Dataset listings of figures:
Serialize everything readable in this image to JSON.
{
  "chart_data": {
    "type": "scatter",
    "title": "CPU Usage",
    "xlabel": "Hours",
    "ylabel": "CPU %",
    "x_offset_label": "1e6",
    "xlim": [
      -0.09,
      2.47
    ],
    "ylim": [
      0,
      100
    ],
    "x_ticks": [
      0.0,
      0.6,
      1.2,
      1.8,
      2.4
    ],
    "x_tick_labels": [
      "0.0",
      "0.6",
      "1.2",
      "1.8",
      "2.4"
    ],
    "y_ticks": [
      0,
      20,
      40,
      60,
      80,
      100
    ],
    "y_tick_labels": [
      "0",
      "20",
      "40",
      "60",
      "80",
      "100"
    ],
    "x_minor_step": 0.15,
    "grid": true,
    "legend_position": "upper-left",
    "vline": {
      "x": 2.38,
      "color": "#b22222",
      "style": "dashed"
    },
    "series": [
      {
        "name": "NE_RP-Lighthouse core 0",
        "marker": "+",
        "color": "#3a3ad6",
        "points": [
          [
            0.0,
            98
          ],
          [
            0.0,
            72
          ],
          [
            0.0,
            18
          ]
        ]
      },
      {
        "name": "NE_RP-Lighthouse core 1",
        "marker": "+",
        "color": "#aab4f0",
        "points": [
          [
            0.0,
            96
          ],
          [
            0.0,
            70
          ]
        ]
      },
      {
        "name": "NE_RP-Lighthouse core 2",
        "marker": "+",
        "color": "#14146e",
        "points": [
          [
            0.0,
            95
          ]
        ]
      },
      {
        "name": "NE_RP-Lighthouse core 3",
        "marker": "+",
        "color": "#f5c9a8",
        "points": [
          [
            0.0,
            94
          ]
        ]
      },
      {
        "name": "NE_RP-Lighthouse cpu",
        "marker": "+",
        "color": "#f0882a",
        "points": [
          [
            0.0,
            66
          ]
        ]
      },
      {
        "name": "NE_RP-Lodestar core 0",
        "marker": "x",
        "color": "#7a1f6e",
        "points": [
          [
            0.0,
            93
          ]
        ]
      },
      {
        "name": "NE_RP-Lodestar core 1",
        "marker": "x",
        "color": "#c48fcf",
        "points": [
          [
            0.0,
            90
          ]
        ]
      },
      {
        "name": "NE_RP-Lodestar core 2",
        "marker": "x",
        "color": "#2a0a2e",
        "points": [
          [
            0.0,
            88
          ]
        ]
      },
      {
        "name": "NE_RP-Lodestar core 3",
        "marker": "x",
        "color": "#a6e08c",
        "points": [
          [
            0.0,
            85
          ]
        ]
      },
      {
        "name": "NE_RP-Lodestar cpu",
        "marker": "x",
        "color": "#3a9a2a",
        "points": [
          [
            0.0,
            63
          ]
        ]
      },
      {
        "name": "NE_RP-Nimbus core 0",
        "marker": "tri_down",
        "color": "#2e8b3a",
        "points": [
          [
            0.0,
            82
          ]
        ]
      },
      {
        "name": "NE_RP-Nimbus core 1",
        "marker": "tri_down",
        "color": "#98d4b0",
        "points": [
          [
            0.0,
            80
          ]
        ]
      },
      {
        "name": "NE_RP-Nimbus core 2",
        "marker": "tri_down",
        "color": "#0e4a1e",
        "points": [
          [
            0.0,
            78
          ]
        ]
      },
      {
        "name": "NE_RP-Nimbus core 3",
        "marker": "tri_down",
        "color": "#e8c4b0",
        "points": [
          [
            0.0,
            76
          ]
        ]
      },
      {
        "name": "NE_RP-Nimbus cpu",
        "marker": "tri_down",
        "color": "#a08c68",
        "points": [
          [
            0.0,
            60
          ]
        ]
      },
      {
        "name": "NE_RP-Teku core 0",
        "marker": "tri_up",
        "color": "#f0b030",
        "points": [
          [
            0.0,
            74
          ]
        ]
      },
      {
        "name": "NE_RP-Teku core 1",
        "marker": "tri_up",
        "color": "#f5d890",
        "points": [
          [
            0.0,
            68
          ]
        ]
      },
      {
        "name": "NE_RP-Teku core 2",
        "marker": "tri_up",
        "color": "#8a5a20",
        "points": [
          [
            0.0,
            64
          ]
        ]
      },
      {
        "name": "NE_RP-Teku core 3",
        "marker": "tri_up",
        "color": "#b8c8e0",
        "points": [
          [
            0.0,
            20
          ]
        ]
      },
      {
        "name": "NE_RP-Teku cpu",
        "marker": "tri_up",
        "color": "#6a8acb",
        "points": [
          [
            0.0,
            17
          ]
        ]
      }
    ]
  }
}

> **BRIEF**
Give the count of lines that hold the word "Teku", with nothing added.

> **OUTPUT**
5